» **Collected data**:
+-------+
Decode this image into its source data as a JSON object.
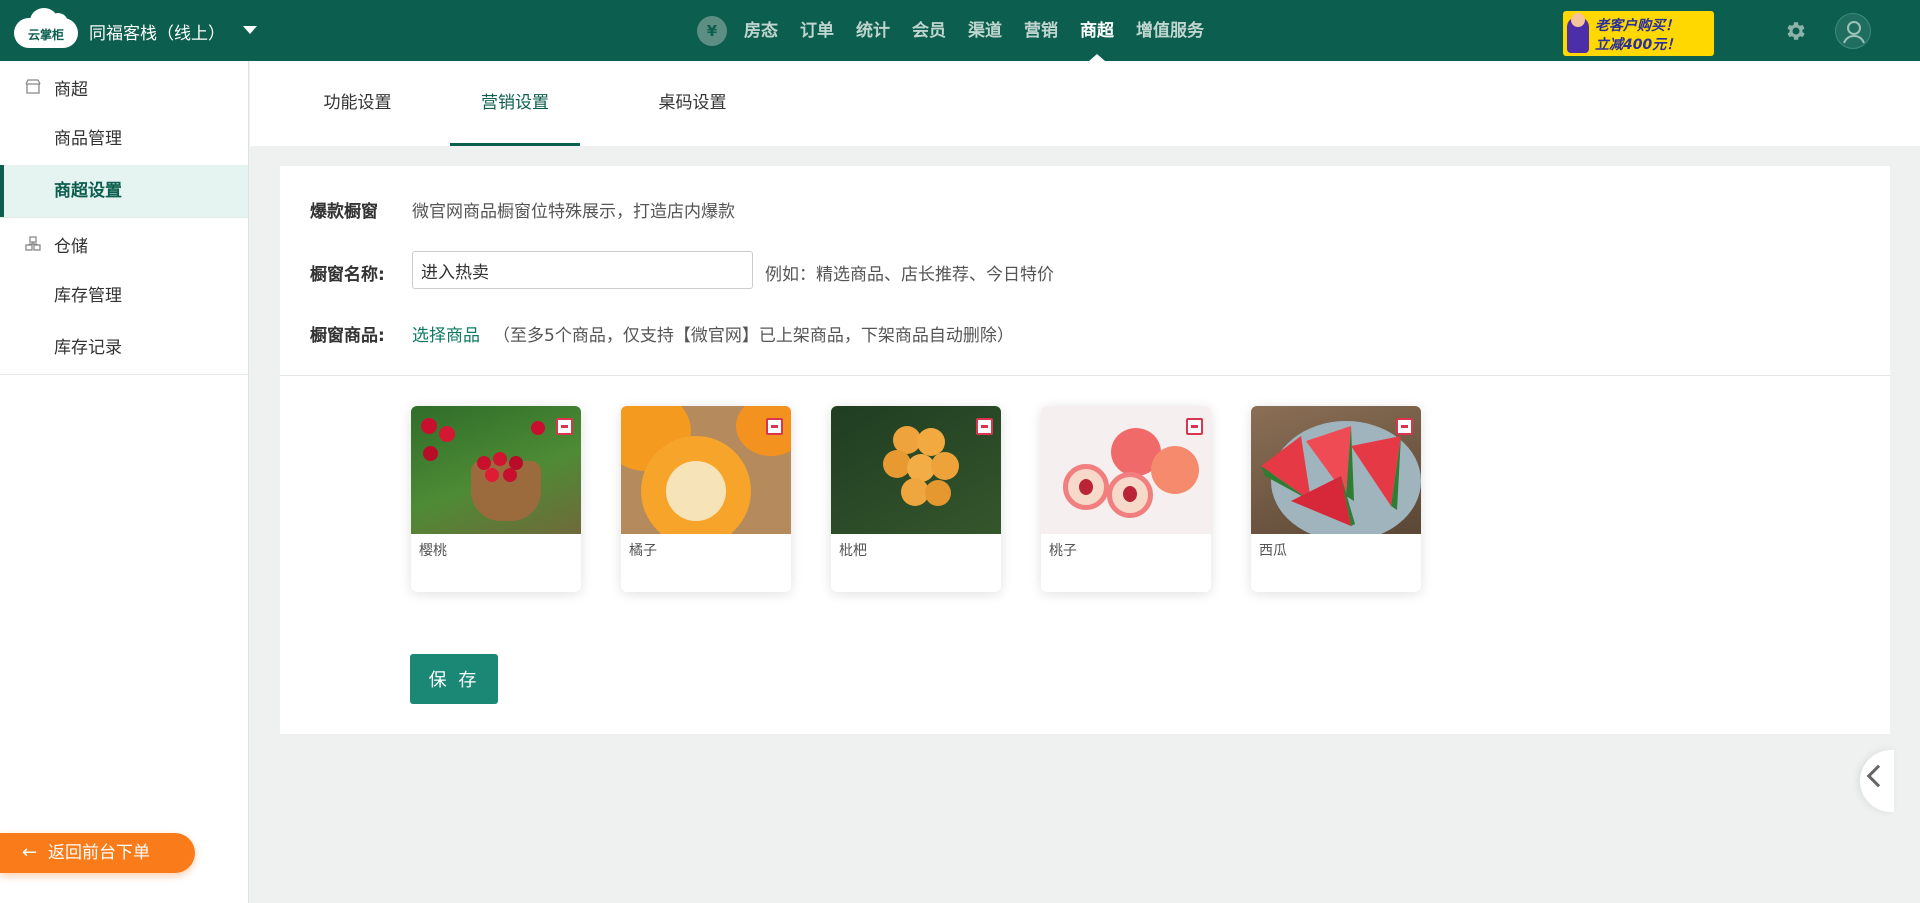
{
  "header": {
    "logo_text": "云掌柜",
    "hotel_name": "同福客栈（线上）",
    "currency_symbol": "¥",
    "nav": [
      "房态",
      "订单",
      "统计",
      "会员",
      "渠道",
      "营销",
      "商超",
      "增值服务"
    ],
    "active_nav": "商超",
    "promo_line1": "老客户购买！",
    "promo_line2": "立减400元！"
  },
  "sidebar": {
    "groups": [
      {
        "label": "商超",
        "icon": "store-icon",
        "items": [
          "商品管理",
          "商超设置"
        ]
      },
      {
        "label": "仓储",
        "icon": "warehouse-icon",
        "items": [
          "库存管理",
          "库存记录"
        ]
      }
    ],
    "active_item": "商超设置",
    "back_button": "返回前台下单"
  },
  "tabs": [
    "功能设置",
    "营销设置",
    "桌码设置"
  ],
  "active_tab": "营销设置",
  "form": {
    "section_label": "爆款橱窗",
    "section_desc": "微官网商品橱窗位特殊展示，打造店内爆款",
    "name_label": "橱窗名称:",
    "name_value": "进入热卖",
    "name_hint": "例如：精选商品、店长推荐、今日特价",
    "goods_label": "橱窗商品:",
    "goods_link": "选择商品",
    "goods_hint": "（至多5个商品，仅支持【微官网】已上架商品，下架商品自动删除）",
    "save_label": "保 存"
  },
  "goods": [
    {
      "name": "樱桃",
      "image": "cherry"
    },
    {
      "name": "橘子",
      "image": "orange"
    },
    {
      "name": "枇杷",
      "image": "loquat"
    },
    {
      "name": "桃子",
      "image": "peach"
    },
    {
      "name": "西瓜",
      "image": "watermelon"
    }
  ],
  "colors": {
    "brand": "#0c5e4e",
    "accent": "#1a8874",
    "back_button": "#f97b1a",
    "remove": "#d9364e"
  }
}
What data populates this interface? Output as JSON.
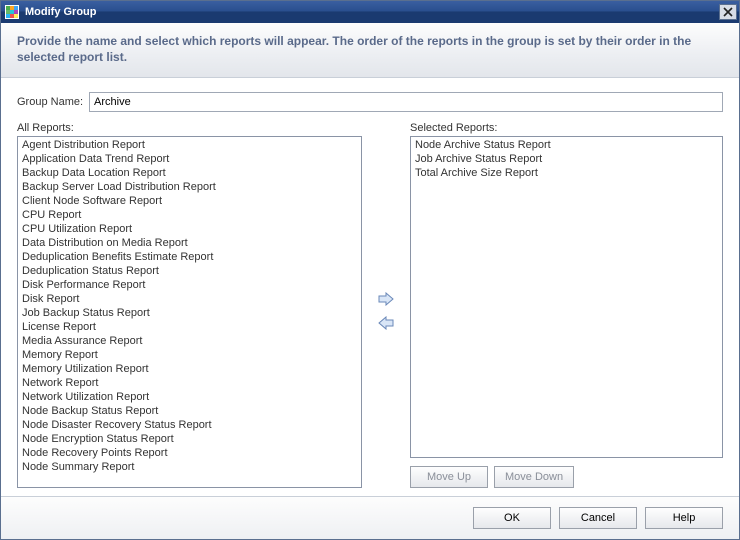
{
  "window": {
    "title": "Modify Group"
  },
  "instruction": "Provide the name and select which reports will appear.  The order of the reports in the group is set by their order in the selected report list.",
  "group_name": {
    "label": "Group Name:",
    "value": "Archive"
  },
  "all_reports": {
    "label": "All Reports:",
    "items": [
      "Agent Distribution Report",
      "Application Data Trend Report",
      "Backup Data Location Report",
      "Backup Server Load Distribution Report",
      "Client Node Software Report",
      "CPU Report",
      "CPU Utilization Report",
      "Data Distribution on Media Report",
      "Deduplication Benefits Estimate Report",
      "Deduplication Status Report",
      "Disk Performance Report",
      "Disk Report",
      "Job Backup Status Report",
      "License Report",
      "Media Assurance Report",
      "Memory Report",
      "Memory Utilization Report",
      "Network Report",
      "Network Utilization Report",
      "Node Backup Status Report",
      "Node Disaster Recovery Status Report",
      "Node Encryption Status Report",
      "Node Recovery Points Report",
      "Node Summary Report"
    ]
  },
  "selected_reports": {
    "label": "Selected Reports:",
    "items": [
      "Node Archive Status Report",
      "Job Archive Status Report",
      "Total Archive Size Report"
    ]
  },
  "buttons": {
    "move_up": "Move Up",
    "move_down": "Move Down",
    "ok": "OK",
    "cancel": "Cancel",
    "help": "Help"
  }
}
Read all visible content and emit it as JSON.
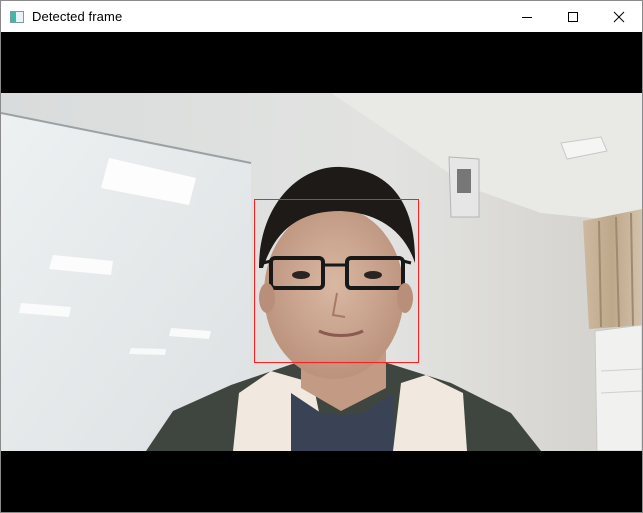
{
  "window": {
    "title": "Detected frame",
    "icon": "opencv-window-icon",
    "controls": [
      "minimize-icon",
      "maximize-icon",
      "close-icon"
    ]
  },
  "frame": {
    "detection_color": "#ff0000"
  }
}
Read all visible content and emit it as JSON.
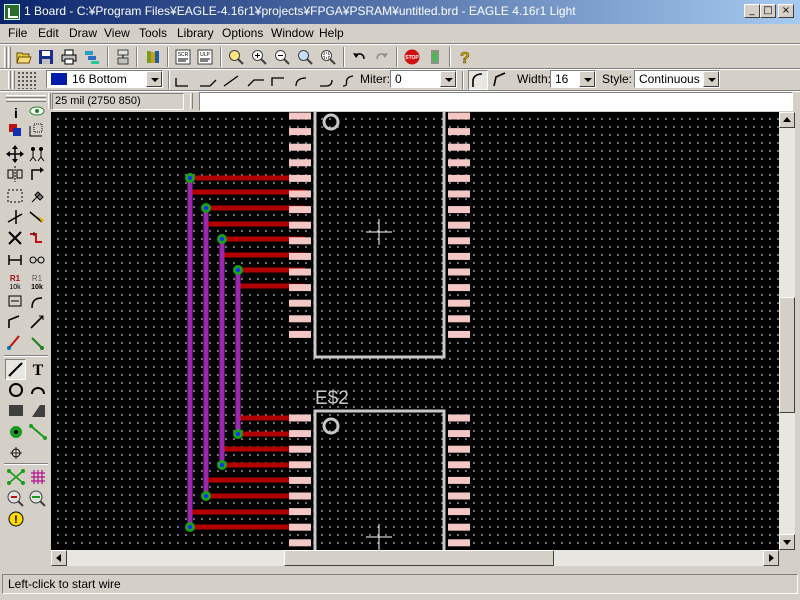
{
  "window": {
    "title": "1 Board - C:¥Program Files¥EAGLE-4.16r1¥projects¥FPGA¥PSRAM¥untitled.brd - EAGLE 4.16r1 Light",
    "controls": {
      "minimize": "_",
      "maximize": "□",
      "close": "×"
    }
  },
  "menu": {
    "items": [
      {
        "label": "File",
        "key": "F"
      },
      {
        "label": "Edit",
        "key": "E"
      },
      {
        "label": "Draw",
        "key": "D"
      },
      {
        "label": "View",
        "key": "V"
      },
      {
        "label": "Tools",
        "key": "T"
      },
      {
        "label": "Library",
        "key": "L"
      },
      {
        "label": "Options",
        "key": "O"
      },
      {
        "label": "Window",
        "key": "W"
      },
      {
        "label": "Help",
        "key": "H"
      }
    ]
  },
  "toolbar": {
    "icons": [
      "open-icon",
      "save-icon",
      "print-icon",
      "cam-icon",
      "board-schematic-icon",
      "library-icon",
      "script-icon",
      "ulp-icon",
      "zoom-fit-icon",
      "zoom-in-icon",
      "zoom-out-icon",
      "zoom-redraw-icon",
      "zoom-select-icon",
      "undo-icon",
      "redo-icon",
      "stop-icon",
      "go-icon",
      "help-icon"
    ],
    "stop_text": "STOP"
  },
  "params": {
    "layer": {
      "value": "16 Bottom",
      "color": "#001ca8"
    },
    "miter_label": "Miter:",
    "miter_value": "0",
    "width_label": "Width:",
    "width_value": "16",
    "style_label": "Style:",
    "style_value": "Continuous"
  },
  "coord": {
    "value": "25 mil (2750 850)"
  },
  "command": {
    "value": ""
  },
  "palette": {
    "tools": [
      "info-icon",
      "show-icon",
      "display-icon",
      "mark-icon",
      "move-icon",
      "copy-icon",
      "mirror-icon",
      "rotate-icon",
      "group-icon",
      "change-icon",
      "split-icon",
      "miter-icon",
      "delete-icon",
      "optimize-icon",
      "smash-icon",
      "pinswap-icon",
      "name-icon",
      "value-icon",
      "replace-icon",
      "arc-bend-icon",
      "route-icon",
      "ripup-icon",
      "wire-icon",
      "text-icon",
      "circle-icon",
      "arc-icon",
      "rect-icon",
      "polygon-icon",
      "via-icon",
      "signal-icon",
      "hole-icon",
      "ratsnest-icon",
      "auto-icon",
      "drc-icon",
      "erc-icon",
      "errors-icon"
    ],
    "r_label": "R1",
    "r_value": "10k"
  },
  "board": {
    "part_label": "E$2",
    "colors": {
      "top": "#b20000",
      "bottom": "#9c27b0",
      "pad": "#f4c7c7",
      "outline": "#c8c8c8",
      "via": "#1aa01a"
    }
  },
  "status": {
    "text": "Left-click to start wire"
  }
}
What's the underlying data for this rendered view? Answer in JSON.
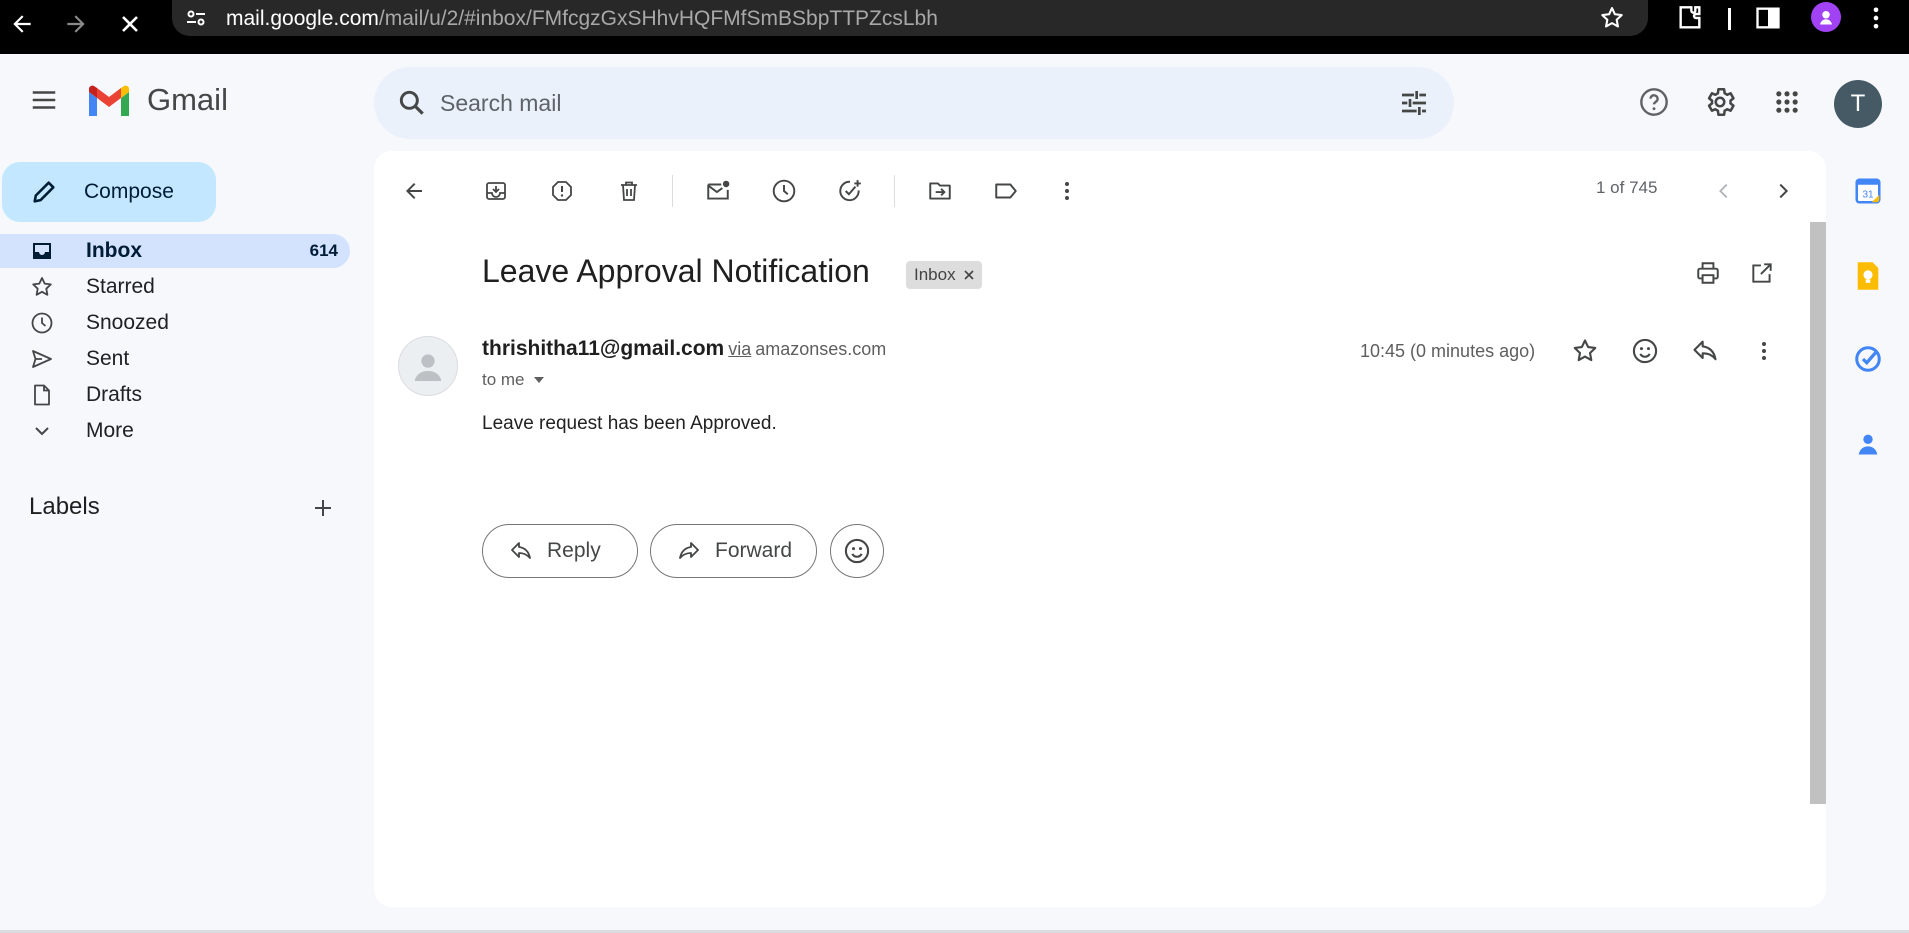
{
  "browser": {
    "url_host": "mail.google.com",
    "url_path": "/mail/u/2/#inbox/FMfcgzGxSHhvHQFMfSmBSbpTTPZcsLbh"
  },
  "app": {
    "name": "Gmail"
  },
  "search": {
    "placeholder": "Search mail"
  },
  "header": {
    "avatar_initial": "T"
  },
  "sidebar": {
    "compose_label": "Compose",
    "items": [
      {
        "label": "Inbox",
        "count": "614",
        "icon": "inbox-icon",
        "active": true
      },
      {
        "label": "Starred",
        "icon": "star-icon"
      },
      {
        "label": "Snoozed",
        "icon": "clock-icon"
      },
      {
        "label": "Sent",
        "icon": "send-icon"
      },
      {
        "label": "Drafts",
        "icon": "draft-icon"
      },
      {
        "label": "More",
        "icon": "chevron-down-icon"
      }
    ],
    "labels_title": "Labels"
  },
  "toolbar": {
    "pager": "1 of 745"
  },
  "message": {
    "subject": "Leave Approval Notification",
    "label_chip": "Inbox",
    "sender_email": "thrishitha11@gmail.com",
    "via": "via",
    "via_domain": "amazonses.com",
    "recipient": "to me",
    "timestamp": "10:45 (0 minutes ago)",
    "body": "Leave request has been Approved."
  },
  "actions": {
    "reply": "Reply",
    "forward": "Forward"
  },
  "colors": {
    "sidebar_active": "#d3e3fd",
    "compose": "#c2e7ff",
    "search_bg": "#eaf1fb",
    "page_bg": "#f6f8fc"
  }
}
+-------+
From the entries above, list each line with "Distribution" in it.

» **Written answer**:
      "Agent Distribution Report",
      "Backup Server Load Distribution Report",
      "Data Distribution on Media Report",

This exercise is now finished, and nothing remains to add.